## [Exercise goal]
Output each entry verbatim and exclude every picture from it.

## [Supplied records]

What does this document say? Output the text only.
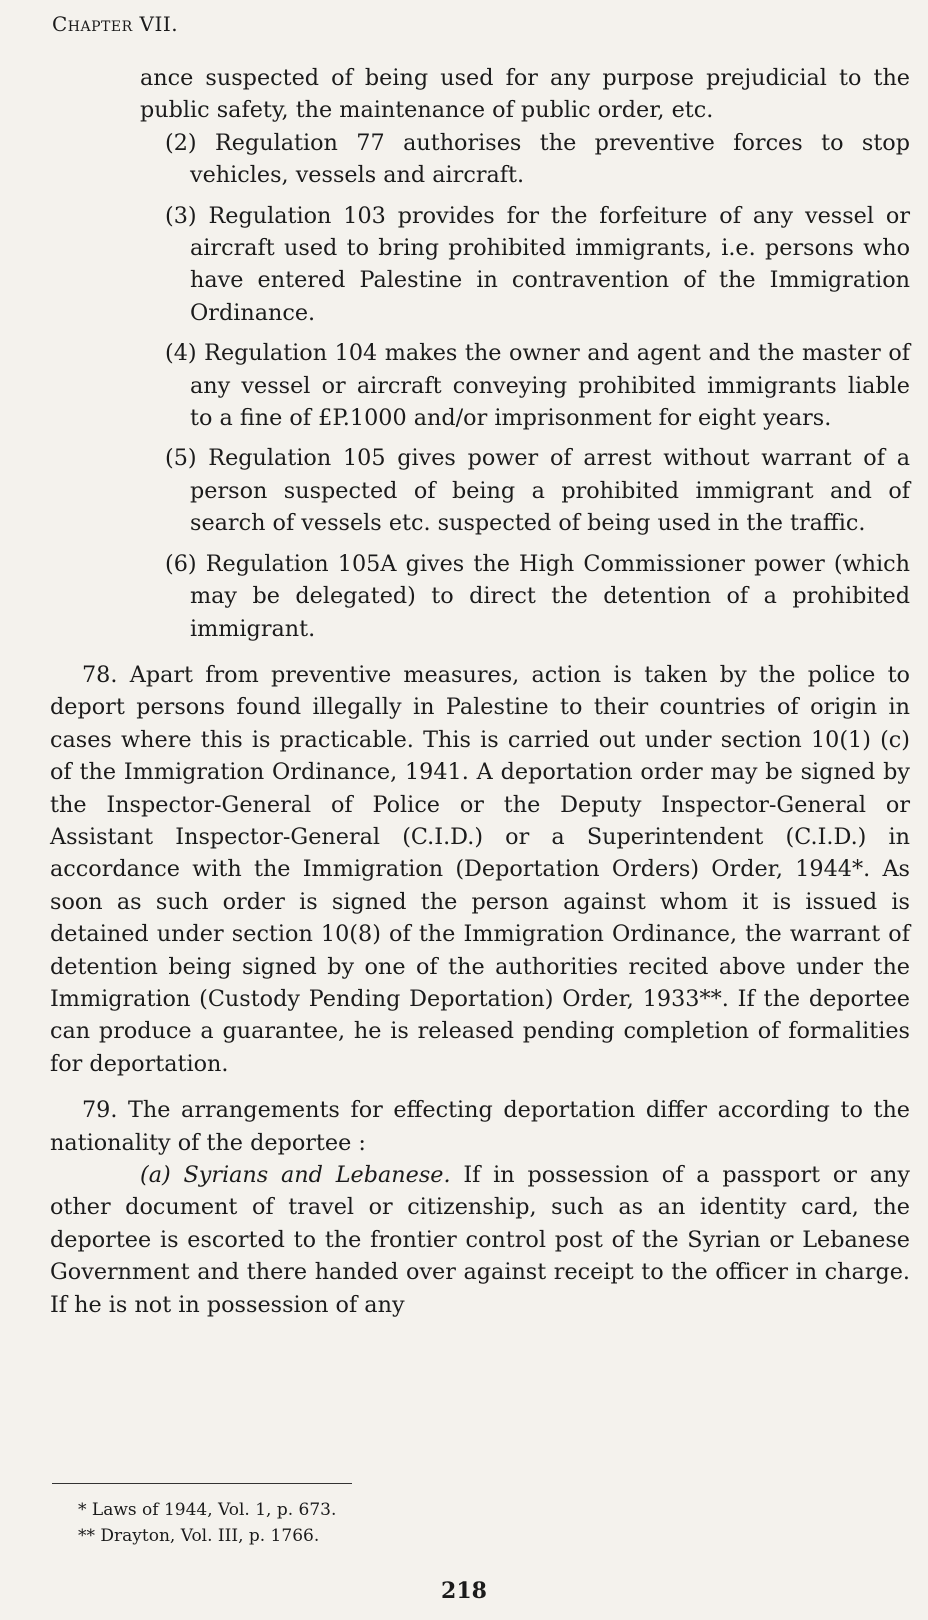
Chapter VII.

ance suspected of being used for any purpose prejudicial to the public safety, the maintenance of public order, etc.

(2) Regulation 77 authorises the preventive forces to stop vehicles, vessels and aircraft.

(3) Regulation 103 provides for the forfeiture of any vessel or aircraft used to bring prohibited immigrants, i.e. persons who have entered Palestine in contravention of the Immigration Ordinance.

(4) Regulation 104 makes the owner and agent and the master of any vessel or aircraft conveying prohibited immigrants liable to a fine of £P.1000 and/or imprisonment for eight years.

(5) Regulation 105 gives power of arrest without warrant of a person suspected of being a prohibited immigrant and of search of vessels etc. suspected of being used in the traffic.

(6) Regulation 105A gives the High Commissioner power (which may be delegated) to direct the detention of a prohibited immigrant.

78. Apart from preventive measures, action is taken by the police to deport persons found illegally in Palestine to their countries of origin in cases where this is practicable. This is carried out under section 10(1) (c) of the Immigration Ordinance, 1941. A deportation order may be signed by the Inspector-General of Police or the Deputy Inspector-General or Assistant Inspector-General (C.I.D.) or a Superintendent (C.I.D.) in accordance with the Immigration (Deportation Orders) Order, 1944*. As soon as such order is signed the person against whom it is issued is detained under section 10(8) of the Immigration Ordinance, the warrant of detention being signed by one of the authorities recited above under the Immigration (Custody Pending Deportation) Order, 1933**. If the deportee can produce a guarantee, he is released pending completion of formalities for deportation.

79. The arrangements for effecting deportation differ according to the nationality of the deportee :

(a) Syrians and Lebanese. If in possession of a passport or any other document of travel or citizenship, such as an identity card, the deportee is escorted to the frontier control post of the Syrian or Lebanese Government and there handed over against receipt to the officer in charge. If he is not in possession of any

* Laws of 1944, Vol. 1, p. 673.

** Drayton, Vol. III, p. 1766.

218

## [Exercise answer]
What does this document say? Output the text only.
Chapter VII.

ance suspected of being used for any purpose prejudicial to the public safety, the maintenance of public order, etc.

(2) Regulation 77 authorises the preventive forces to stop vehicles, vessels and aircraft.

(3) Regulation 103 provides for the forfeiture of any vessel or aircraft used to bring prohibited immigrants, i.e. persons who have entered Palestine in contravention of the Immigration Ordinance.

(4) Regulation 104 makes the owner and agent and the master of any vessel or aircraft conveying prohibited immigrants liable to a fine of £P.1000 and/or imprisonment for eight years.

(5) Regulation 105 gives power of arrest without warrant of a person suspected of being a prohibited immigrant and of search of vessels etc. suspected of being used in the traffic.

(6) Regulation 105A gives the High Commissioner power (which may be delegated) to direct the detention of a prohibited immigrant.

78. Apart from preventive measures, action is taken by the police to deport persons found illegally in Palestine to their countries of origin in cases where this is practicable. This is carried out under section 10(1) (c) of the Immigration Ordinance, 1941. A deportation order may be signed by the Inspector-General of Police or the Deputy Inspector-General or Assistant Inspector-General (C.I.D.) or a Superintendent (C.I.D.) in accordance with the Immigration (Deportation Orders) Order, 1944*. As soon as such order is signed the person against whom it is issued is detained under section 10(8) of the Immigration Ordinance, the warrant of detention being signed by one of the authorities recited above under the Immigration (Custody Pending Deportation) Order, 1933**. If the deportee can produce a guarantee, he is released pending completion of formalities for deportation.

79. The arrangements for effecting deportation differ according to the nationality of the deportee :

(a) Syrians and Lebanese. If in possession of a passport or any other document of travel or citizenship, such as an identity card, the deportee is escorted to the frontier control post of the Syrian or Lebanese Government and there handed over against receipt to the officer in charge. If he is not in possession of any

* Laws of 1944, Vol. 1, p. 673.

** Drayton, Vol. III, p. 1766.

218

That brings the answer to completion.